Given passage Start Marker

On 19 January 2015, The Hits formed the tagline of the locally branded Bauer City 3 network of radio stations in Northern England and Scotland. The local City 3 branding was dropped on 31 August 2017, in favour of the tagline becoming the name of a national station on all local DAB Multiplexes.

===Launch===
Bauer, on the 4 June 2018, rebranded and relaunched Key 103 in Manchester to Hits Radio Manchester a CHR-led music station aimed at 25-44 year olds. Hits Radio Manchester continued to provide local news & information, traffic bulletins and advertising on its local platforms - 103 FM, DAB and online.

The station was merged with national DAB station The Hits, which in turn was rebranded itself as Hits Radio UK to provide a single national service across the UK on DAB, Freeview and online. The station's programming networked across 24 local FM stations - all of which opt out at times for local output. Local weekend programming for most of the English stations was replaced with additional network output in July 2019, followed in September 2019 by the introduction of a networked Drivetime show.

=== Expansion ===
Gem in the East Midlands joined the network in July 2019 to carry late night and overnight programming from Manchester.

The Scottish network of stations introduced a networked Drivetime show at the end of March 2020, except for MFR and Radio Borders.

Five stations were acquired to join the network, of which four retained heritage branding: Pulse 1 (Bradford), Signal 1 (Stoke-on-Trent), The Wave (Swansea) and Fire Radio (Bournemouth). Pulse, Signal, and The Wave began carrying off-peak programming from the Hits Radio network on 15 June 2020. The fifth, The Breeze (Portsmouth, Southampton and Winchester) rebranded as Hits Radio under a licensing agreement with Nation Broadcasting. On 20 July 2020, Pulse 1, Signal 1 and The Wave officially joined the Hits Radio network.

Given passage End Marker
Supplied material Start Marker

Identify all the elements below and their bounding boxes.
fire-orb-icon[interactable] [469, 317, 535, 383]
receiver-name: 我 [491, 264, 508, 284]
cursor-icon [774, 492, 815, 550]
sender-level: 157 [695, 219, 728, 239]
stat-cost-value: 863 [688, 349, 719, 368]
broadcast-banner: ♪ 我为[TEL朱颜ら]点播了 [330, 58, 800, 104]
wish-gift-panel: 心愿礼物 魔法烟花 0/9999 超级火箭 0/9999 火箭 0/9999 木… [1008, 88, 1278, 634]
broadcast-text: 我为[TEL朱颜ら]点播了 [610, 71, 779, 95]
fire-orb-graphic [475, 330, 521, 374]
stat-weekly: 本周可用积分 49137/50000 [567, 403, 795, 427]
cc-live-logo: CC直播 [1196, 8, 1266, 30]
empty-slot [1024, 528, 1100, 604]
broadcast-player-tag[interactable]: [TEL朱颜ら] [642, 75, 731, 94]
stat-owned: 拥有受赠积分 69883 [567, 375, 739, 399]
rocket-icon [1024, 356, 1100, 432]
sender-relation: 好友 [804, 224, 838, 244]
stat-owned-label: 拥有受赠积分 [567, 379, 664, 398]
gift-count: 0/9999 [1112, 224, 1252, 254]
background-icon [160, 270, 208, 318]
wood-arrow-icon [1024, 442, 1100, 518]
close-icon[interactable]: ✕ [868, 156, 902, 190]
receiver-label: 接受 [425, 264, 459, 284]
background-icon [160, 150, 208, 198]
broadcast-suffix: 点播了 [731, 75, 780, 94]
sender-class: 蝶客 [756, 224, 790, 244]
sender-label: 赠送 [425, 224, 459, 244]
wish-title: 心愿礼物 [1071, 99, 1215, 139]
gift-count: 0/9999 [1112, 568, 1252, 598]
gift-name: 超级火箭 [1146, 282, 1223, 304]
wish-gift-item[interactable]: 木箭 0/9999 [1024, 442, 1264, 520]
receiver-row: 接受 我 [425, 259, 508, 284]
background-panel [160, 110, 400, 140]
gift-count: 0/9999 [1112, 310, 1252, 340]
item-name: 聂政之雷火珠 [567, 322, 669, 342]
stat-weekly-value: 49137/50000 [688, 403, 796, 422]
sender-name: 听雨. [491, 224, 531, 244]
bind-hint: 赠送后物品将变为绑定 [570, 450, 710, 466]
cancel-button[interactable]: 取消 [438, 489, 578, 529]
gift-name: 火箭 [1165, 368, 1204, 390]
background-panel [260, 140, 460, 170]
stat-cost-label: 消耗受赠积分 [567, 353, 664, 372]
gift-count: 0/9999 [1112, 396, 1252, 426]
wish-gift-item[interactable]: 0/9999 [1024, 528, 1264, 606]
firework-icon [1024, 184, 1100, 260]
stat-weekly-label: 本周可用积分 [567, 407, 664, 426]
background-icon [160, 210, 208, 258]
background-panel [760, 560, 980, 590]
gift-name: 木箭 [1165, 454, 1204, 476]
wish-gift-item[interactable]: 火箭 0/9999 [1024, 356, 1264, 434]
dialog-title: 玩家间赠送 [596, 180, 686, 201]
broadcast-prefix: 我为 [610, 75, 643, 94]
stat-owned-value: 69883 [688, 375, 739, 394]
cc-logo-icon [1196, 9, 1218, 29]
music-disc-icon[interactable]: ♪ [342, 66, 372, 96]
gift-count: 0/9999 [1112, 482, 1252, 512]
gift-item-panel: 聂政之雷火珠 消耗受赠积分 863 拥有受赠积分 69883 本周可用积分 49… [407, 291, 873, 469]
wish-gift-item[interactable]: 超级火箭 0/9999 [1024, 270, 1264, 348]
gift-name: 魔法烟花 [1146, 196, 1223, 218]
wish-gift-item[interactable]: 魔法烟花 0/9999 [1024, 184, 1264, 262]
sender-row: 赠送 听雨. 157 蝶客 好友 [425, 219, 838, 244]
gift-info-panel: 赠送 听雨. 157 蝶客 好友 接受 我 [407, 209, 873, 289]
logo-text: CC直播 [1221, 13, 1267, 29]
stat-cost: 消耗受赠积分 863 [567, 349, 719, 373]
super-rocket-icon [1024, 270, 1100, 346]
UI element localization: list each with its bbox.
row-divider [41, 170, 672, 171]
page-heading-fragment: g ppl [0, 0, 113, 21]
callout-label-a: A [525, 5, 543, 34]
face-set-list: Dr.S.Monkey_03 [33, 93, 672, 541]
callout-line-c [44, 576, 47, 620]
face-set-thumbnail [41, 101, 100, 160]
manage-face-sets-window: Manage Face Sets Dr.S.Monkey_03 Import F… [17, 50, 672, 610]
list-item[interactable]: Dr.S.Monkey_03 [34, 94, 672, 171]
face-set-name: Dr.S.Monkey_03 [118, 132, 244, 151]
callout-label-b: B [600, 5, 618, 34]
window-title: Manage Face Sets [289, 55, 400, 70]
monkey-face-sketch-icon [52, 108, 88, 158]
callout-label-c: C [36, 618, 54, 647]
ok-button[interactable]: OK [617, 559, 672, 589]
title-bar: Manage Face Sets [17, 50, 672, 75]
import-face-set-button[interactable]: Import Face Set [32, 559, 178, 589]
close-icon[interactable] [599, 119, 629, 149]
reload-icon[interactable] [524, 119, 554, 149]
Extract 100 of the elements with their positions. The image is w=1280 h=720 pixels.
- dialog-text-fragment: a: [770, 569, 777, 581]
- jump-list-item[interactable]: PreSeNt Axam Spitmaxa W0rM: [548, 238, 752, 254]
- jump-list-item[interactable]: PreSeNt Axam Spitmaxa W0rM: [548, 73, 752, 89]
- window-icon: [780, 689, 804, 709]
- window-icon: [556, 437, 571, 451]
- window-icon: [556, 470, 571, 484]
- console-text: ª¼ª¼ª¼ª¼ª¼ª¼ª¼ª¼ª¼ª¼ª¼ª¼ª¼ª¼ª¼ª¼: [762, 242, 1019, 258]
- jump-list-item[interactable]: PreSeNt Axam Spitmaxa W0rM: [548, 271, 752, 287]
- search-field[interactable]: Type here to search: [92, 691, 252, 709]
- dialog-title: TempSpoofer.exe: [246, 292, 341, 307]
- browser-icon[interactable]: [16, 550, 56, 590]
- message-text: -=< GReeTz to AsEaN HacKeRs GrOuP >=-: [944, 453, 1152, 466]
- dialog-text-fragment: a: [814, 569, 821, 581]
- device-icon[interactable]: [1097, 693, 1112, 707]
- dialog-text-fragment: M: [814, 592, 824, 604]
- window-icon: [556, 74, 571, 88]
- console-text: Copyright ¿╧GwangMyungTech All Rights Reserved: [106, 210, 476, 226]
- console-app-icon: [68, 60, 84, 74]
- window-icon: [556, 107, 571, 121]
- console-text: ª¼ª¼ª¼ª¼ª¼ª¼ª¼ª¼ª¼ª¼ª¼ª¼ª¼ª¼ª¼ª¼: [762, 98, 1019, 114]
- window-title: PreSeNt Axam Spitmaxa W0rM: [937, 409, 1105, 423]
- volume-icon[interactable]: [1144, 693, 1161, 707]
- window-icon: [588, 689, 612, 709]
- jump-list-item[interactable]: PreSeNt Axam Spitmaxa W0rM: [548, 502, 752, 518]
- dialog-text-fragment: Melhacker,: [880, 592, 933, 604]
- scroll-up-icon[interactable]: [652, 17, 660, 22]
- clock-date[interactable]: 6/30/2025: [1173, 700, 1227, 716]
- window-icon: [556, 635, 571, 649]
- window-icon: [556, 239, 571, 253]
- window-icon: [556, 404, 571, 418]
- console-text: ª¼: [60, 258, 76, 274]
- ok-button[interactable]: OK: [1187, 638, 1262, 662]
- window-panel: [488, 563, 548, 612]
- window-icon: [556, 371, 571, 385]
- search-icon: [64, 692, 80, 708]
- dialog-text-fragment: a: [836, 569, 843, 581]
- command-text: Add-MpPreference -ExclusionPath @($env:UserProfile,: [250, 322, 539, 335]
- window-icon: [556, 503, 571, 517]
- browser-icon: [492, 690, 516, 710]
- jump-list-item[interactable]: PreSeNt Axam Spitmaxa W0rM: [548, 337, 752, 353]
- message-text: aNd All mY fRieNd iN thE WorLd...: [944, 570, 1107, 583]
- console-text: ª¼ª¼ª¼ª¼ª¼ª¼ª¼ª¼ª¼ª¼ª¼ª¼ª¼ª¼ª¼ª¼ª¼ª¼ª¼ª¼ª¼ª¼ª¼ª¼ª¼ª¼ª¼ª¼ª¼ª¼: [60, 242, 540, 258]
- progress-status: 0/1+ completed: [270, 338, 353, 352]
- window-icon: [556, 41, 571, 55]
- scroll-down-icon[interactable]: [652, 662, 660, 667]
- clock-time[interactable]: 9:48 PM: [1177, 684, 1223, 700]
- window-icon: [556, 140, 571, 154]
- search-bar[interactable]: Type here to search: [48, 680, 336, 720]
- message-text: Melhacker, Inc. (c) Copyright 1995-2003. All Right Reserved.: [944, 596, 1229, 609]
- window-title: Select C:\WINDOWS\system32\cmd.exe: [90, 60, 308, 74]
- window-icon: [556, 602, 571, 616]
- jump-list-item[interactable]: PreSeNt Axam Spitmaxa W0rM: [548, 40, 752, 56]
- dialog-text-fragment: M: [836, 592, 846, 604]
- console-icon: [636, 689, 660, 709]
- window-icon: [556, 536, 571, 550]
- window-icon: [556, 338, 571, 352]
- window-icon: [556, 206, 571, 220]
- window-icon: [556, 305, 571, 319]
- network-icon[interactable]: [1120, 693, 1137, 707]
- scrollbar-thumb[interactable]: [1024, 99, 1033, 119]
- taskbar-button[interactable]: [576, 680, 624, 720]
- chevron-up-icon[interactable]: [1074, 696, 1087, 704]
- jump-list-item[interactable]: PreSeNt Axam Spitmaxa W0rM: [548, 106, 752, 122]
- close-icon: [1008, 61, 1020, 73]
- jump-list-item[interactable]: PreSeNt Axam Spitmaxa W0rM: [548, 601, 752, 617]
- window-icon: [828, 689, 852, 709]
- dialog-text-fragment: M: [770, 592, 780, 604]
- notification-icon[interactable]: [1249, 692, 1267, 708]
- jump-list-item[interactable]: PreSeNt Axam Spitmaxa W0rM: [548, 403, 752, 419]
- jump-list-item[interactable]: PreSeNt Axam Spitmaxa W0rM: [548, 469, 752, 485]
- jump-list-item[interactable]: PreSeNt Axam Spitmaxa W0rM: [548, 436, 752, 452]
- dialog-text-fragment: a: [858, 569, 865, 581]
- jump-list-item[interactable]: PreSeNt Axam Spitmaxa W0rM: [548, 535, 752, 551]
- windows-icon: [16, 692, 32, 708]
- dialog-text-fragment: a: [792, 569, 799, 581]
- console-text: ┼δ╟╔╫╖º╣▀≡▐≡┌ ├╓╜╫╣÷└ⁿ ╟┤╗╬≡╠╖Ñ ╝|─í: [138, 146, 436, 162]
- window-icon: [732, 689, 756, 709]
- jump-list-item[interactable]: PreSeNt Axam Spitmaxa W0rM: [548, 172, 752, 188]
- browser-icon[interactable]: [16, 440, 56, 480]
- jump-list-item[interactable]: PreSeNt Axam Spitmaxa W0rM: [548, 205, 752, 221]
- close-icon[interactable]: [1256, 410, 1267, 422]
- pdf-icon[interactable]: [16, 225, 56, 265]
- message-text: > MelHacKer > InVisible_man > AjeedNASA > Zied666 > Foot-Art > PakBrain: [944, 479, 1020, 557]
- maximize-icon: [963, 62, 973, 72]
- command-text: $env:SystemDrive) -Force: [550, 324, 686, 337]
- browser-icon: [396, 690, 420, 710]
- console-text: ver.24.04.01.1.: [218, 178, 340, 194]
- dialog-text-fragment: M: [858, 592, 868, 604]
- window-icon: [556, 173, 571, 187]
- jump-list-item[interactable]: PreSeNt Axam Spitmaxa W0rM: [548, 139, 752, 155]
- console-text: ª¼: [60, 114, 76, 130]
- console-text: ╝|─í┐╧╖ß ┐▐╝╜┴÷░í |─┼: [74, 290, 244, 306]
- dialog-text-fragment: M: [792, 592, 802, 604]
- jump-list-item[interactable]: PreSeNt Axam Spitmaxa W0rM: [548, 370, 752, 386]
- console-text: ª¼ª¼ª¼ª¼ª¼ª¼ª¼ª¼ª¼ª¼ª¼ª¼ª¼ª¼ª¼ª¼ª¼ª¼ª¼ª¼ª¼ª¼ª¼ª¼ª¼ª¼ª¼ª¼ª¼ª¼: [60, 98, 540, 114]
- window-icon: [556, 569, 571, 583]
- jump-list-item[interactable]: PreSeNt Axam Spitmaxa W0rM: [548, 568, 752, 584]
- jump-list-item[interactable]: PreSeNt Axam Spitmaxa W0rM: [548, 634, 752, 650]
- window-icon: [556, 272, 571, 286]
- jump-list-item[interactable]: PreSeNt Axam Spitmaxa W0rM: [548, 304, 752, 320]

Supplied material End Marker

▶ [Tasks to complete]
a: In the passage about Hits Radio, on what date was Key 103 in Manchester relaunched as Hits Radio Manchester?
b: From the passage about Hits Radio, return the part that opens with the words containing "Five stations were" and closes with "Hits Radio network.".

▶ [Per-task outputs]
a: 4 June 2018

b:
Five stations were acquired to join the network, of which four retained heritage branding: Pulse 1 (Bradford), Signal 1 (Stoke-on-Trent), The Wave (Swansea) and Fire Radio (Bournemouth). Pulse, Signal, and The Wave began carrying off-peak programming from the Hits Radio network on 15 June 2020. The fifth, The Breeze (Portsmouth, Southampton and Winchester) rebranded as Hits Radio under a licensing agreement with Nation Broadcasting. On 20 July 2020, Pulse 1, Signal 1 and The Wave officially joined the Hits Radio network.